**AIM OF THE TASK:** Your task is to repeat all of the data exactly while excluding the pictures.
##### DATASET EXTRACT
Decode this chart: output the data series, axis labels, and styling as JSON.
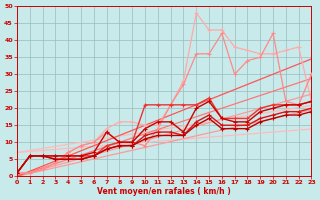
{
  "title": "",
  "xlabel": "Vent moyen/en rafales ( km/h )",
  "ylabel": "",
  "bg_color": "#c8eaea",
  "grid_color": "#99bbbb",
  "xlim": [
    0,
    23
  ],
  "ylim": [
    0,
    50
  ],
  "xticks": [
    0,
    1,
    2,
    3,
    4,
    5,
    6,
    7,
    8,
    9,
    10,
    11,
    12,
    13,
    14,
    15,
    16,
    17,
    18,
    19,
    20,
    21,
    22,
    23
  ],
  "yticks": [
    0,
    5,
    10,
    15,
    20,
    25,
    30,
    35,
    40,
    45,
    50
  ],
  "straight_lines": [
    {
      "slope": 0.3,
      "intercept": 7.0,
      "color": "#ffbbbb",
      "lw": 0.9
    },
    {
      "slope": 0.6,
      "intercept": 7.0,
      "color": "#ffbbbb",
      "lw": 0.9
    },
    {
      "slope": 0.85,
      "intercept": 0.0,
      "color": "#ff9999",
      "lw": 0.9
    },
    {
      "slope": 1.05,
      "intercept": 0.0,
      "color": "#ff9999",
      "lw": 0.9
    },
    {
      "slope": 1.25,
      "intercept": 0.0,
      "color": "#ff7777",
      "lw": 0.9
    },
    {
      "slope": 1.5,
      "intercept": 0.0,
      "color": "#ff5555",
      "lw": 0.9
    }
  ],
  "data_lines": [
    {
      "x": [
        0,
        1,
        2,
        3,
        4,
        5,
        6,
        7,
        8,
        9,
        10,
        11,
        12,
        13,
        14,
        15,
        16,
        17,
        18,
        19,
        20,
        21,
        22,
        23
      ],
      "y": [
        1,
        1,
        2,
        4,
        7,
        9,
        10,
        14,
        16,
        16,
        15,
        15,
        21,
        28,
        48,
        43,
        43,
        38,
        37,
        36,
        36,
        37,
        38,
        22
      ],
      "color": "#ffaaaa",
      "marker": "+",
      "markersize": 3.5,
      "lw": 0.9
    },
    {
      "x": [
        0,
        1,
        2,
        3,
        4,
        5,
        6,
        7,
        8,
        9,
        10,
        11,
        12,
        13,
        14,
        15,
        16,
        17,
        18,
        19,
        20,
        21,
        22,
        23
      ],
      "y": [
        1,
        1,
        2,
        4,
        7,
        9,
        10,
        13,
        10,
        10,
        9,
        14,
        21,
        27,
        36,
        36,
        42,
        30,
        34,
        35,
        42,
        22,
        21,
        30
      ],
      "color": "#ff8888",
      "marker": "+",
      "markersize": 3.5,
      "lw": 0.9
    },
    {
      "x": [
        0,
        1,
        2,
        3,
        4,
        5,
        6,
        7,
        8,
        9,
        10,
        11,
        12,
        13,
        14,
        15,
        16,
        17,
        18,
        19,
        20,
        21,
        22,
        23
      ],
      "y": [
        1,
        6,
        6,
        6,
        6,
        6,
        6,
        9,
        10,
        10,
        21,
        21,
        21,
        21,
        21,
        23,
        17,
        17,
        17,
        20,
        21,
        21,
        21,
        22
      ],
      "color": "#ee3333",
      "marker": "+",
      "markersize": 3.5,
      "lw": 1.0
    },
    {
      "x": [
        0,
        1,
        2,
        3,
        4,
        5,
        6,
        7,
        8,
        9,
        10,
        11,
        12,
        13,
        14,
        15,
        16,
        17,
        18,
        19,
        20,
        21,
        22,
        23
      ],
      "y": [
        1,
        6,
        6,
        6,
        6,
        6,
        7,
        13,
        10,
        10,
        14,
        16,
        16,
        13,
        20,
        22,
        17,
        16,
        16,
        19,
        20,
        21,
        21,
        22
      ],
      "color": "#cc0000",
      "marker": "+",
      "markersize": 3.5,
      "lw": 1.0
    },
    {
      "x": [
        0,
        1,
        2,
        3,
        4,
        5,
        6,
        7,
        8,
        9,
        10,
        11,
        12,
        13,
        14,
        15,
        16,
        17,
        18,
        19,
        20,
        21,
        22,
        23
      ],
      "y": [
        1,
        6,
        6,
        5,
        5,
        5,
        6,
        8,
        9,
        9,
        12,
        13,
        13,
        12,
        16,
        18,
        15,
        15,
        15,
        17,
        18,
        19,
        19,
        20
      ],
      "color": "#dd1111",
      "marker": "+",
      "markersize": 3.5,
      "lw": 1.0
    },
    {
      "x": [
        0,
        1,
        2,
        3,
        4,
        5,
        6,
        7,
        8,
        9,
        10,
        11,
        12,
        13,
        14,
        15,
        16,
        17,
        18,
        19,
        20,
        21,
        22,
        23
      ],
      "y": [
        1,
        6,
        6,
        5,
        5,
        5,
        6,
        8,
        9,
        9,
        11,
        12,
        12,
        12,
        15,
        17,
        14,
        14,
        14,
        16,
        17,
        18,
        18,
        19
      ],
      "color": "#bb0000",
      "marker": "+",
      "markersize": 3.5,
      "lw": 1.0
    }
  ]
}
##########
**EXPECTED ANSWER:**
Decode this chart: output the data series, axis labels, and styling as JSON.
{
  "title": "",
  "xlabel": "Vent moyen/en rafales ( km/h )",
  "ylabel": "",
  "bg_color": "#c8eaea",
  "grid_color": "#99bbbb",
  "xlim": [
    0,
    23
  ],
  "ylim": [
    0,
    50
  ],
  "xticks": [
    0,
    1,
    2,
    3,
    4,
    5,
    6,
    7,
    8,
    9,
    10,
    11,
    12,
    13,
    14,
    15,
    16,
    17,
    18,
    19,
    20,
    21,
    22,
    23
  ],
  "yticks": [
    0,
    5,
    10,
    15,
    20,
    25,
    30,
    35,
    40,
    45,
    50
  ],
  "straight_lines": [
    {
      "slope": 0.3,
      "intercept": 7.0,
      "color": "#ffbbbb",
      "lw": 0.9
    },
    {
      "slope": 0.6,
      "intercept": 7.0,
      "color": "#ffbbbb",
      "lw": 0.9
    },
    {
      "slope": 0.85,
      "intercept": 0.0,
      "color": "#ff9999",
      "lw": 0.9
    },
    {
      "slope": 1.05,
      "intercept": 0.0,
      "color": "#ff9999",
      "lw": 0.9
    },
    {
      "slope": 1.25,
      "intercept": 0.0,
      "color": "#ff7777",
      "lw": 0.9
    },
    {
      "slope": 1.5,
      "intercept": 0.0,
      "color": "#ff5555",
      "lw": 0.9
    }
  ],
  "data_lines": [
    {
      "x": [
        0,
        1,
        2,
        3,
        4,
        5,
        6,
        7,
        8,
        9,
        10,
        11,
        12,
        13,
        14,
        15,
        16,
        17,
        18,
        19,
        20,
        21,
        22,
        23
      ],
      "y": [
        1,
        1,
        2,
        4,
        7,
        9,
        10,
        14,
        16,
        16,
        15,
        15,
        21,
        28,
        48,
        43,
        43,
        38,
        37,
        36,
        36,
        37,
        38,
        22
      ],
      "color": "#ffaaaa",
      "marker": "+",
      "markersize": 3.5,
      "lw": 0.9
    },
    {
      "x": [
        0,
        1,
        2,
        3,
        4,
        5,
        6,
        7,
        8,
        9,
        10,
        11,
        12,
        13,
        14,
        15,
        16,
        17,
        18,
        19,
        20,
        21,
        22,
        23
      ],
      "y": [
        1,
        1,
        2,
        4,
        7,
        9,
        10,
        13,
        10,
        10,
        9,
        14,
        21,
        27,
        36,
        36,
        42,
        30,
        34,
        35,
        42,
        22,
        21,
        30
      ],
      "color": "#ff8888",
      "marker": "+",
      "markersize": 3.5,
      "lw": 0.9
    },
    {
      "x": [
        0,
        1,
        2,
        3,
        4,
        5,
        6,
        7,
        8,
        9,
        10,
        11,
        12,
        13,
        14,
        15,
        16,
        17,
        18,
        19,
        20,
        21,
        22,
        23
      ],
      "y": [
        1,
        6,
        6,
        6,
        6,
        6,
        6,
        9,
        10,
        10,
        21,
        21,
        21,
        21,
        21,
        23,
        17,
        17,
        17,
        20,
        21,
        21,
        21,
        22
      ],
      "color": "#ee3333",
      "marker": "+",
      "markersize": 3.5,
      "lw": 1.0
    },
    {
      "x": [
        0,
        1,
        2,
        3,
        4,
        5,
        6,
        7,
        8,
        9,
        10,
        11,
        12,
        13,
        14,
        15,
        16,
        17,
        18,
        19,
        20,
        21,
        22,
        23
      ],
      "y": [
        1,
        6,
        6,
        6,
        6,
        6,
        7,
        13,
        10,
        10,
        14,
        16,
        16,
        13,
        20,
        22,
        17,
        16,
        16,
        19,
        20,
        21,
        21,
        22
      ],
      "color": "#cc0000",
      "marker": "+",
      "markersize": 3.5,
      "lw": 1.0
    },
    {
      "x": [
        0,
        1,
        2,
        3,
        4,
        5,
        6,
        7,
        8,
        9,
        10,
        11,
        12,
        13,
        14,
        15,
        16,
        17,
        18,
        19,
        20,
        21,
        22,
        23
      ],
      "y": [
        1,
        6,
        6,
        5,
        5,
        5,
        6,
        8,
        9,
        9,
        12,
        13,
        13,
        12,
        16,
        18,
        15,
        15,
        15,
        17,
        18,
        19,
        19,
        20
      ],
      "color": "#dd1111",
      "marker": "+",
      "markersize": 3.5,
      "lw": 1.0
    },
    {
      "x": [
        0,
        1,
        2,
        3,
        4,
        5,
        6,
        7,
        8,
        9,
        10,
        11,
        12,
        13,
        14,
        15,
        16,
        17,
        18,
        19,
        20,
        21,
        22,
        23
      ],
      "y": [
        1,
        6,
        6,
        5,
        5,
        5,
        6,
        8,
        9,
        9,
        11,
        12,
        12,
        12,
        15,
        17,
        14,
        14,
        14,
        16,
        17,
        18,
        18,
        19
      ],
      "color": "#bb0000",
      "marker": "+",
      "markersize": 3.5,
      "lw": 1.0
    }
  ]
}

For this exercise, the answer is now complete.